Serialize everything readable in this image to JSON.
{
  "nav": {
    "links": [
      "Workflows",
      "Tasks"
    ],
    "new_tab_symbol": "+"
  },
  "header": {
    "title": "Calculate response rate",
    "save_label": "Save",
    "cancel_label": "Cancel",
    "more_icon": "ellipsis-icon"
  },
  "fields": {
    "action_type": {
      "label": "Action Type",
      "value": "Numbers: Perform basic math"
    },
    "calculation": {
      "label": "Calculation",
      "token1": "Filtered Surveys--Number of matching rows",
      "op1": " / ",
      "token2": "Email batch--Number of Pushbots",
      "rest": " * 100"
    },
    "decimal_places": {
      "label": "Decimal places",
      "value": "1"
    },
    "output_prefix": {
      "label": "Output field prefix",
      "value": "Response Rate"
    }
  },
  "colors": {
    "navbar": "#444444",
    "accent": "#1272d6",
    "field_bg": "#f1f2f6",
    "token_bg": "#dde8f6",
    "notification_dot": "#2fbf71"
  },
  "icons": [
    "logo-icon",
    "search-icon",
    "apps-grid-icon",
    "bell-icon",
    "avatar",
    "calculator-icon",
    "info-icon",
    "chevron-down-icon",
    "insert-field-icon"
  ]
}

****************************************

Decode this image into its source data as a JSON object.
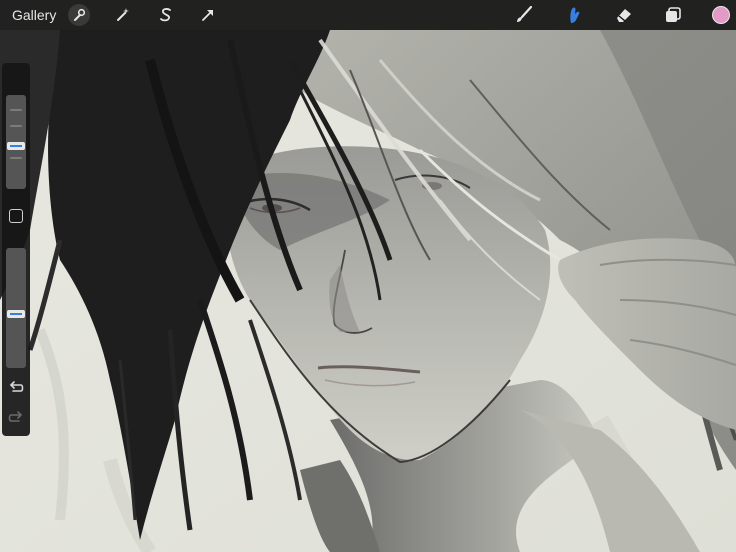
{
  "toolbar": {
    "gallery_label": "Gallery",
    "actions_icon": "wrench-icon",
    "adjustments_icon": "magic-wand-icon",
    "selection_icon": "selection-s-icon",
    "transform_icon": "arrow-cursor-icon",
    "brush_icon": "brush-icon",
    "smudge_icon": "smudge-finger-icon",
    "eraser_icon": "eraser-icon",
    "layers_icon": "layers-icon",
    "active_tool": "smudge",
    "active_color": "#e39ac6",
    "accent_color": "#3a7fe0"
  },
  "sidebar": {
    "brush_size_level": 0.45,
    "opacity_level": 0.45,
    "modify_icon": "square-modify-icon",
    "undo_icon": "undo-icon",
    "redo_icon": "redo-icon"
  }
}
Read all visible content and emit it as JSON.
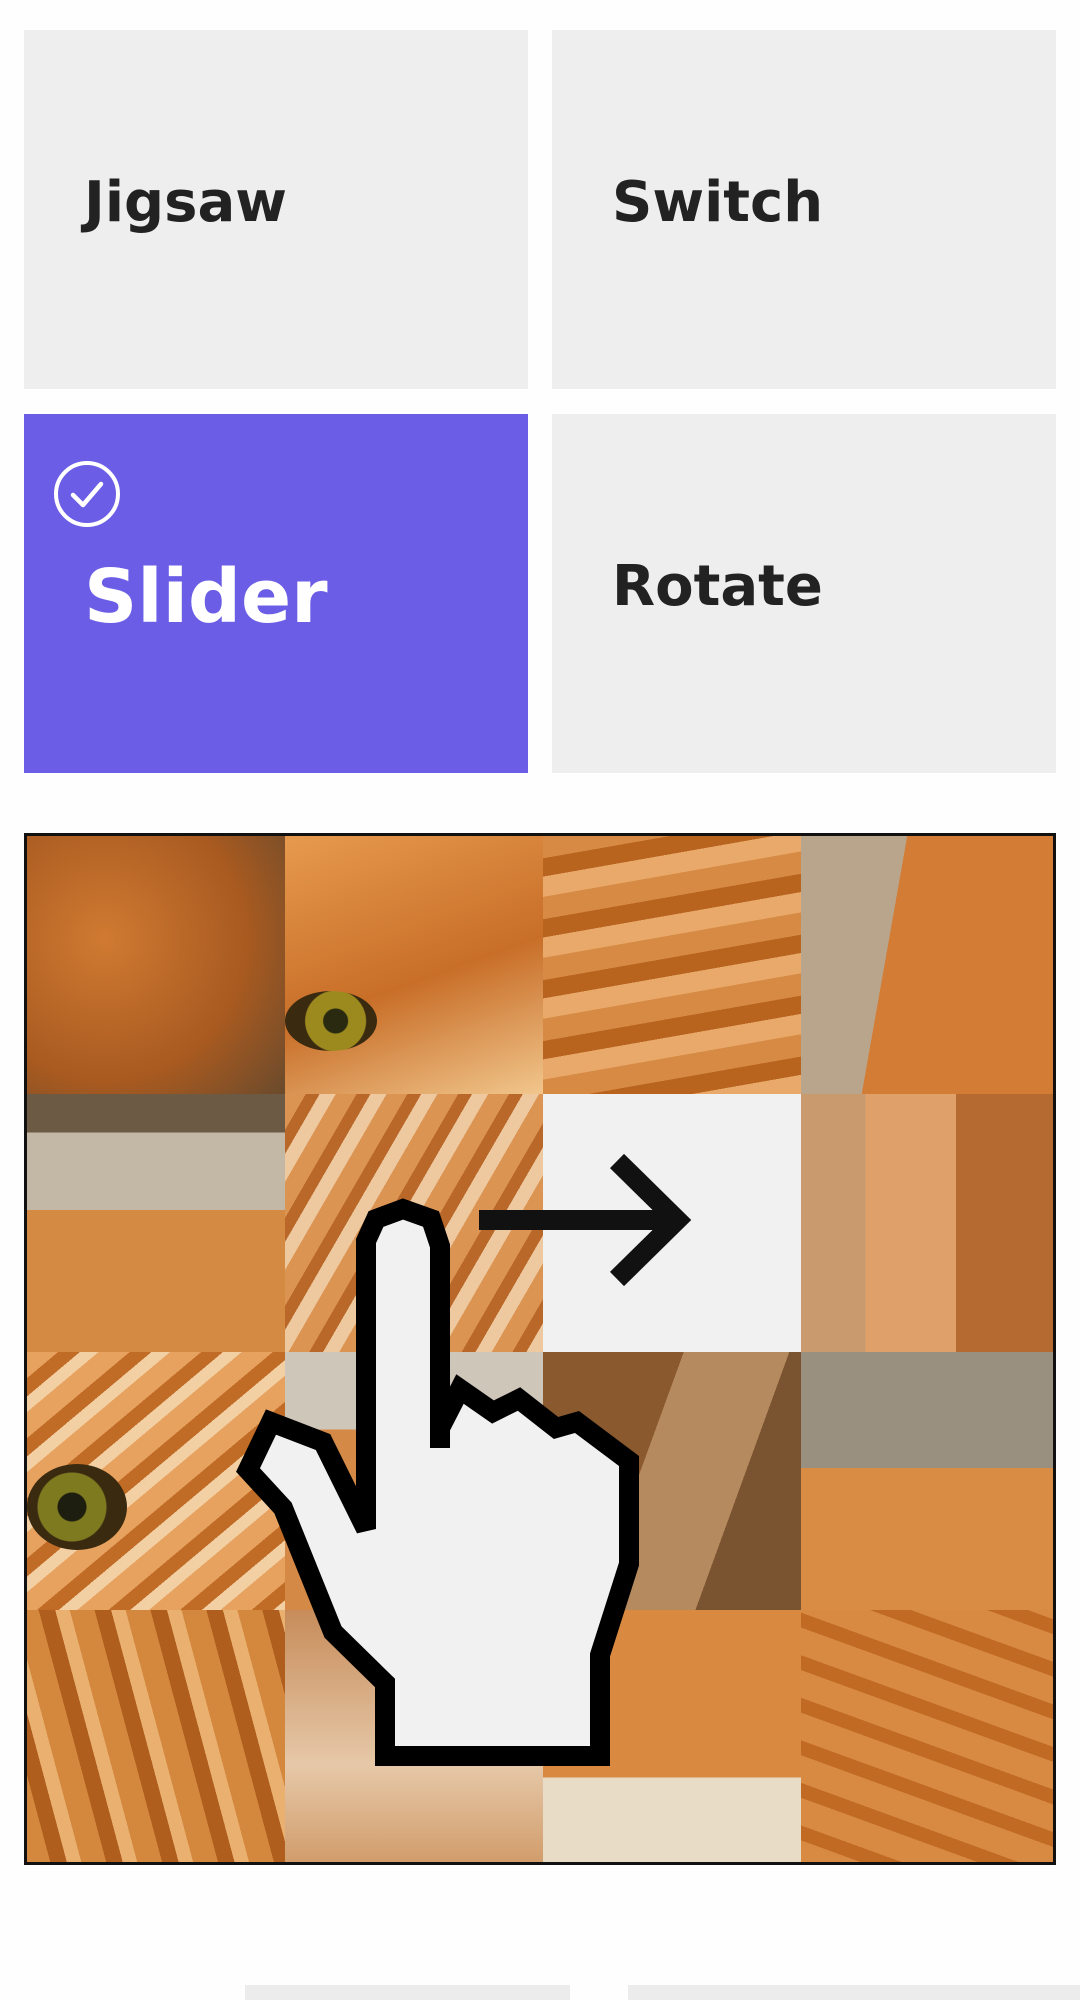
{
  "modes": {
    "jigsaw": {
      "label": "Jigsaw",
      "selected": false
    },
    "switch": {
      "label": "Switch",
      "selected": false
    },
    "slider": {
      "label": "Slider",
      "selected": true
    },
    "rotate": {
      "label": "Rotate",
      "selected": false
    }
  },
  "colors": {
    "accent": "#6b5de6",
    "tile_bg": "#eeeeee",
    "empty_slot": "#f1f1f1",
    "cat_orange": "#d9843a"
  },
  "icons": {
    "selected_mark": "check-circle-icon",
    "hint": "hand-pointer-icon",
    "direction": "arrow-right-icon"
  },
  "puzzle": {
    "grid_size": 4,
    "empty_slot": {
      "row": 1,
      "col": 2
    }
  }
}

****************************************

> [AIM OF THE TASK]: Collect each line of the entries that has the word "JSON", copying it in full.

> [THE OUTPUT]:
Serialize everything readable in this image to JSON.
Decode this image into its source data as a JSON object.
Read all visible content and emit it as JSON.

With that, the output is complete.